# [Set exercise]
Skip every picture, then write out exactly the lines of the listing below from the line that contains "Transcribe the text in this document." through the final line.

--- Source data ---

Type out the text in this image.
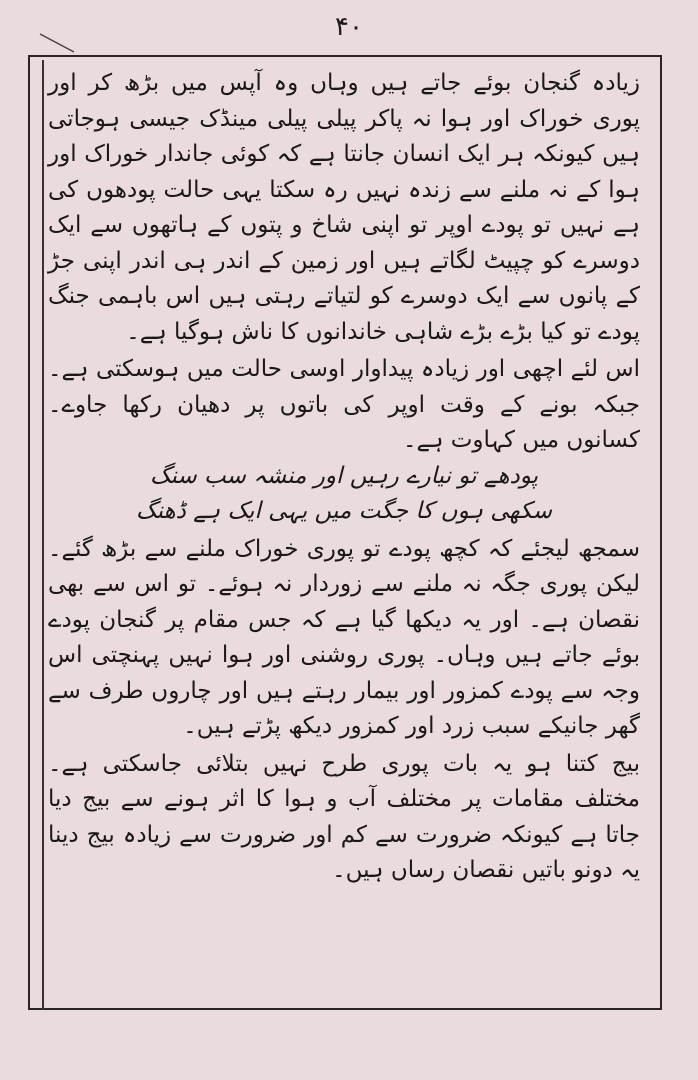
۴۰

زیادہ گنجان بوئے جاتے ہیں وہاں وہ آپس میں بڑھ کر اور پوری خوراک اور ہوا نہ پاکر پیلی پیلی مینڈک جیسی ہوجاتی ہیں کیونکہ ہر ایک انسان جانتا ہے کہ کوئی جاندار خوراک اور ہوا کے نہ ملنے سے زندہ نہیں رہ سکتا یہی حالت پودھوں کی ہے نہیں تو پودے اوپر تو اپنی شاخ و پتوں کے ہاتھوں سے ایک دوسرے کو چپیٹ لگاتے ہیں اور زمین کے اندر ہی اندر اپنی جڑ کے پانوں سے ایک دوسرے کو لتیاتے رہتی ہیں اس باہمی جنگ پودے تو کیا بڑے بڑے شاہی خاندانوں کا ناش ہوگیا ہے۔

اس لئے اچھی اور زیادہ پیداوار اوسی حالت میں ہوسکتی ہے۔ جبکہ بونے کے وقت اوپر کی باتوں پر دھیان رکھا جاوے۔ کسانوں میں کہاوت ہے۔

پودھے تو نیارے رہیں اور منشہ سب سنگ

سکھی ہوں کا جگت میں یہی ایک ہے ڈھنگ

سمجھ لیجئے کہ کچھ پودے تو پوری خوراک ملنے سے بڑھ گئے۔ لیکن پوری جگہ نہ ملنے سے زوردار نہ ہوئے۔ تو اس سے بھی نقصان ہے۔ اور یہ دیکھا گیا ہے کہ جس مقام پر گنجان پودے بوئے جاتے ہیں وہاں۔ پوری روشنی اور ہوا نہیں پہنچتی اس وجہ سے پودے کمزور اور بیمار رہتے ہیں اور چاروں طرف سے گھر جانیکے سبب زرد اور کمزور دیکھ پڑتے ہیں۔

بیج کتنا ہو یہ بات پوری طرح نہیں بتلائی جاسکتی ہے۔ مختلف مقامات پر مختلف آب و ہوا کا اثر ہونے سے بیج دیا جاتا ہے کیونکہ ضرورت سے کم اور ضرورت سے زیادہ بیج دینا یہ دونو باتیں نقصان رساں ہیں۔
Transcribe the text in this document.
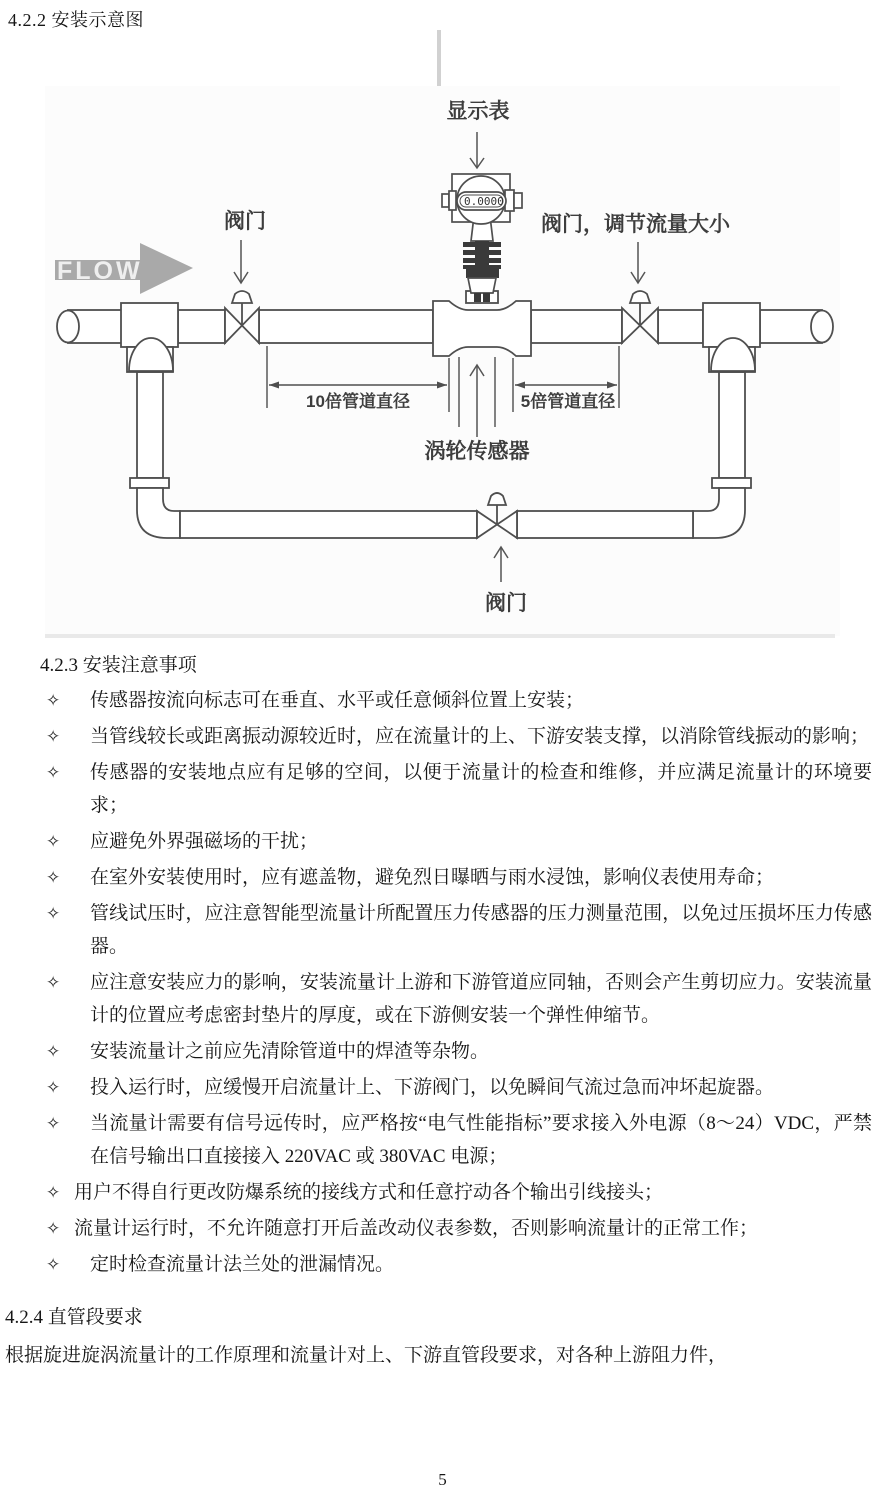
4.2.2 安装示意图
FLOW
0.0000
10倍管道直径	5倍管道直径
显示表
阀门	阀门，调节流量大小
涡轮传感器
阀门
4.2.3 安装注意事项
✧	传感器按流向标志可在垂直、水平或任意倾斜位置上安装；
✧	当管线较长或距离振动源较近时，应在流量计的上、下游安装支撑，以消除管线振动的影响；
✧	传感器的安装地点应有足够的空间，以便于流量计的检查和维修，并应满足流量计的环境要求；
✧	应避免外界强磁场的干扰；
✧	在室外安装使用时，应有遮盖物，避免烈日曝晒与雨水浸蚀，影响仪表使用寿命；
✧	管线试压时，应注意智能型流量计所配置压力传感器的压力测量范围，以免过压损坏压力传感器。
✧	应注意安装应力的影响，安装流量计上游和下游管道应同轴，否则会产生剪切应力。安装流量计的位置应考虑密封垫片的厚度，或在下游侧安装一个弹性伸缩节。
✧	安装流量计之前应先清除管道中的焊渣等杂物。
✧	投入运行时，应缓慢开启流量计上、下游阀门，以免瞬间气流过急而冲坏起旋器。
✧	当流量计需要有信号远传时，应严格按“电气性能指标”要求接入外电源（8～24）VDC，严禁在信号输出口直接接入 220VAC 或 380VAC 电源；
✧ 用户不得自行更改防爆系统的接线方式和任意拧动各个输出引线接头；
✧ 流量计运行时，不允许随意打开后盖改动仪表参数，否则影响流量计的正常工作；
✧	定时检查流量计法兰处的泄漏情况。
4.2.4 直管段要求
根据旋进旋涡流量计的工作原理和流量计对上、下游直管段要求，对各种上游阻力件，
5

---

# [Output for this exercise]
Transcribe the text in this document.
4.2.2 安装示意图
FLOW
0.0000
10倍管道直径	5倍管道直径
显示表
阀门	阀门，调节流量大小
涡轮传感器
阀门
4.2.3 安装注意事项
✧	传感器按流向标志可在垂直、水平或任意倾斜位置上安装；
✧	当管线较长或距离振动源较近时，应在流量计的上、下游安装支撑，以消除管线振动的影响；
✧	传感器的安装地点应有足够的空间，以便于流量计的检查和维修，并应满足流量计的环境要求；
✧	应避免外界强磁场的干扰；
✧	在室外安装使用时，应有遮盖物，避免烈日曝晒与雨水浸蚀，影响仪表使用寿命；
✧	管线试压时，应注意智能型流量计所配置压力传感器的压力测量范围，以免过压损坏压力传感器。
✧	应注意安装应力的影响，安装流量计上游和下游管道应同轴，否则会产生剪切应力。安装流量计的位置应考虑密封垫片的厚度，或在下游侧安装一个弹性伸缩节。
✧	安装流量计之前应先清除管道中的焊渣等杂物。
✧	投入运行时，应缓慢开启流量计上、下游阀门，以免瞬间气流过急而冲坏起旋器。
✧	当流量计需要有信号远传时，应严格按“电气性能指标”要求接入外电源（8～24）VDC，严禁在信号输出口直接接入 220VAC 或 380VAC 电源；
✧ 用户不得自行更改防爆系统的接线方式和任意拧动各个输出引线接头；
✧ 流量计运行时，不允许随意打开后盖改动仪表参数，否则影响流量计的正常工作；
✧	定时检查流量计法兰处的泄漏情况。
4.2.4 直管段要求
根据旋进旋涡流量计的工作原理和流量计对上、下游直管段要求，对各种上游阻力件，
5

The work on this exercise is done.